The data below should be restated word for word, with every picture omitted.
** BEGIN **
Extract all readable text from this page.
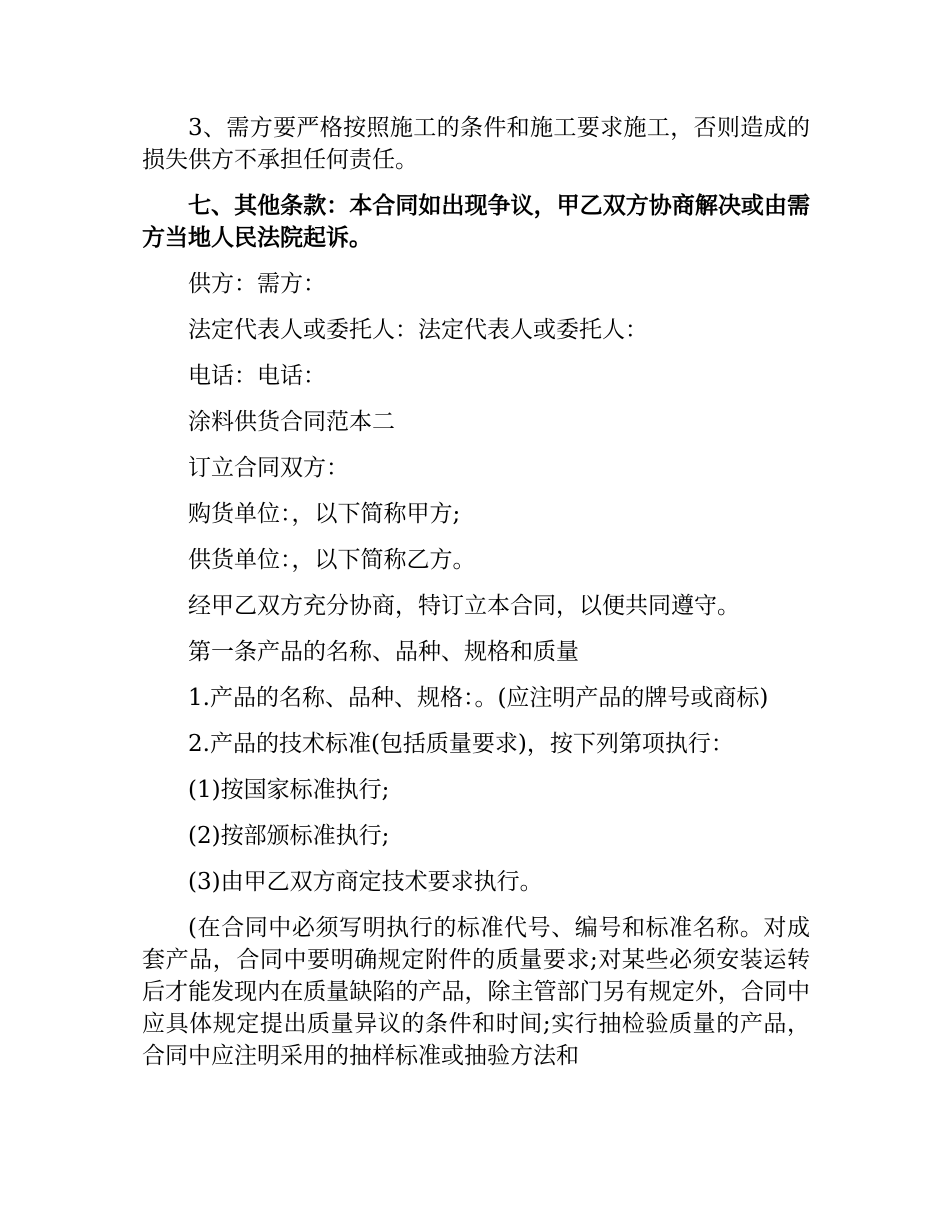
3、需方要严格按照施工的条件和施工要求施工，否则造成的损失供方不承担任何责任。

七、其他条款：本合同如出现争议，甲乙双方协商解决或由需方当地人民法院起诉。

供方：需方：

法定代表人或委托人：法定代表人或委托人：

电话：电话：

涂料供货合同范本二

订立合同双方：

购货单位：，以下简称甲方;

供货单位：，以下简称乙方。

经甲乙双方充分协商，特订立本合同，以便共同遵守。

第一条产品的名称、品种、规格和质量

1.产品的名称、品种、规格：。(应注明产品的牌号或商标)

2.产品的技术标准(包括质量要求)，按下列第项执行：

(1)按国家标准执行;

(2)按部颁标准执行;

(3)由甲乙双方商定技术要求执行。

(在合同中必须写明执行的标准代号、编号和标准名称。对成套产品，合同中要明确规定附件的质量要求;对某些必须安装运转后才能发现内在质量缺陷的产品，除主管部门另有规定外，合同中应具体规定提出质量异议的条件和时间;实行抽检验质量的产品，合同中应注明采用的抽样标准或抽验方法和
** END **
Solution for this task —
Extract all readable text from this page.
3、需方要严格按照施工的条件和施工要求施工，否则造成的损失供方不承担任何责任。

七、其他条款：本合同如出现争议，甲乙双方协商解决或由需方当地人民法院起诉。

供方：需方：

法定代表人或委托人：法定代表人或委托人：

电话：电话：

涂料供货合同范本二

订立合同双方：

购货单位：，以下简称甲方;

供货单位：，以下简称乙方。

经甲乙双方充分协商，特订立本合同，以便共同遵守。

第一条产品的名称、品种、规格和质量

1.产品的名称、品种、规格：。(应注明产品的牌号或商标)

2.产品的技术标准(包括质量要求)，按下列第项执行：

(1)按国家标准执行;

(2)按部颁标准执行;

(3)由甲乙双方商定技术要求执行。

(在合同中必须写明执行的标准代号、编号和标准名称。对成套产品，合同中要明确规定附件的质量要求;对某些必须安装运转后才能发现内在质量缺陷的产品，除主管部门另有规定外，合同中应具体规定提出质量异议的条件和时间;实行抽检验质量的产品，合同中应注明采用的抽样标准或抽验方法和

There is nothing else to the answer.